* Task instructions
Report the count of lines below that include "your", without any other text.

* Extracted data

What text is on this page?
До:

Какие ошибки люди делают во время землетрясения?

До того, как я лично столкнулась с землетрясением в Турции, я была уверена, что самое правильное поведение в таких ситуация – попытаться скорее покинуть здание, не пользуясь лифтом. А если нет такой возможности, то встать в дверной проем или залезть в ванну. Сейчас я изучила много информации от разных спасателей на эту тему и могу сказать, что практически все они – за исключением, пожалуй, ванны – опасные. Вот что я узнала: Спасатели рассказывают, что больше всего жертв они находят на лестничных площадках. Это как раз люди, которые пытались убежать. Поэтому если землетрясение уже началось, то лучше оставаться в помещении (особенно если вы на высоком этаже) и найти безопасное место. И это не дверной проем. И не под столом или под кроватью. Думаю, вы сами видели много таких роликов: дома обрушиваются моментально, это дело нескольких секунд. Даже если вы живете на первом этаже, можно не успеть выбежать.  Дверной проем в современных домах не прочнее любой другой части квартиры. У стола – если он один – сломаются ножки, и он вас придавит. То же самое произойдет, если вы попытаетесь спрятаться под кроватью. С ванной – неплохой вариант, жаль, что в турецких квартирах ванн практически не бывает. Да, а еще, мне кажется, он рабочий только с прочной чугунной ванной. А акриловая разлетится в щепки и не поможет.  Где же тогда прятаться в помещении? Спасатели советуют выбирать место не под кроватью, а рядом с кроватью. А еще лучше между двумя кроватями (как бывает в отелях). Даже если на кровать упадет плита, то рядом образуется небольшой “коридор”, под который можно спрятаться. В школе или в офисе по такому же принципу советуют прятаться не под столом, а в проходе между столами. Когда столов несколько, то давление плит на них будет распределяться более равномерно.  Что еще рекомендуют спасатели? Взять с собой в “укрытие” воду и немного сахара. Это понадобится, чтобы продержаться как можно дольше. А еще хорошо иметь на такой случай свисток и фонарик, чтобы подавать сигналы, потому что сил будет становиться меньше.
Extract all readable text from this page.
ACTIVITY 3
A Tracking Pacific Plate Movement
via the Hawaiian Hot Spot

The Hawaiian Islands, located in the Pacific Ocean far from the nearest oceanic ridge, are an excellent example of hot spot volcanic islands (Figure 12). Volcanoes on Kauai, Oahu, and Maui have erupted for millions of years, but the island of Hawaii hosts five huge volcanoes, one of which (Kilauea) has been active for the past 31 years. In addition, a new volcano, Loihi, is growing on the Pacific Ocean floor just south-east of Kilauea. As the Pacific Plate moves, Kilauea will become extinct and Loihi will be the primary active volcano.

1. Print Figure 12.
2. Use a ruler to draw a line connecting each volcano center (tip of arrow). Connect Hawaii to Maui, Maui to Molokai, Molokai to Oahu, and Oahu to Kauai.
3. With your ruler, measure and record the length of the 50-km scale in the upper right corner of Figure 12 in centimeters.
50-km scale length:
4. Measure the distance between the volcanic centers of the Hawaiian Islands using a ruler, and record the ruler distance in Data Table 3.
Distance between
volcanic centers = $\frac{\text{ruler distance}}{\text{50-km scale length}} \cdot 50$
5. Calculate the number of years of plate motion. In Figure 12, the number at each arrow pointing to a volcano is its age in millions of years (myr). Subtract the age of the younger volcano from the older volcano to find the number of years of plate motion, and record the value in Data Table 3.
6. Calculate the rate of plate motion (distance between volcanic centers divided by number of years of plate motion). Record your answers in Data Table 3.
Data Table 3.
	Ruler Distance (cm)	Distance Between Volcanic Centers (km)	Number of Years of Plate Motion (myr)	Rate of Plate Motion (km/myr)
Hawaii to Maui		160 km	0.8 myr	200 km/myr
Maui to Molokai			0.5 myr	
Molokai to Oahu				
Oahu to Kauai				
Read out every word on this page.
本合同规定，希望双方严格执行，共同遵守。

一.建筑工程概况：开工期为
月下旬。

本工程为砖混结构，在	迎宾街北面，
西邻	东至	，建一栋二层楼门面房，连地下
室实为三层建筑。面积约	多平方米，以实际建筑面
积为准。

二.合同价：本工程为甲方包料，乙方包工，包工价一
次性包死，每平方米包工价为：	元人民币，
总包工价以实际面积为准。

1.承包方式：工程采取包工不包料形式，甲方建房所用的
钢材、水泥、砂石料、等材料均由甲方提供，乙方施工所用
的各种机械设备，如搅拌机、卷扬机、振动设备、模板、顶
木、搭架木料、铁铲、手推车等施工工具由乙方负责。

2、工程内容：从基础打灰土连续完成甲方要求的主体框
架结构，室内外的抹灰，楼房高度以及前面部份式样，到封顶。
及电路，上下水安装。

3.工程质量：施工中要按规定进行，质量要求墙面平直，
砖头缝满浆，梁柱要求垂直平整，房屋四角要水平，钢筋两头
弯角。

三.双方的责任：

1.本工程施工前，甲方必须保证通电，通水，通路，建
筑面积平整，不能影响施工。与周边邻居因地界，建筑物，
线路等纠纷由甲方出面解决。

* Reply to the exercise
2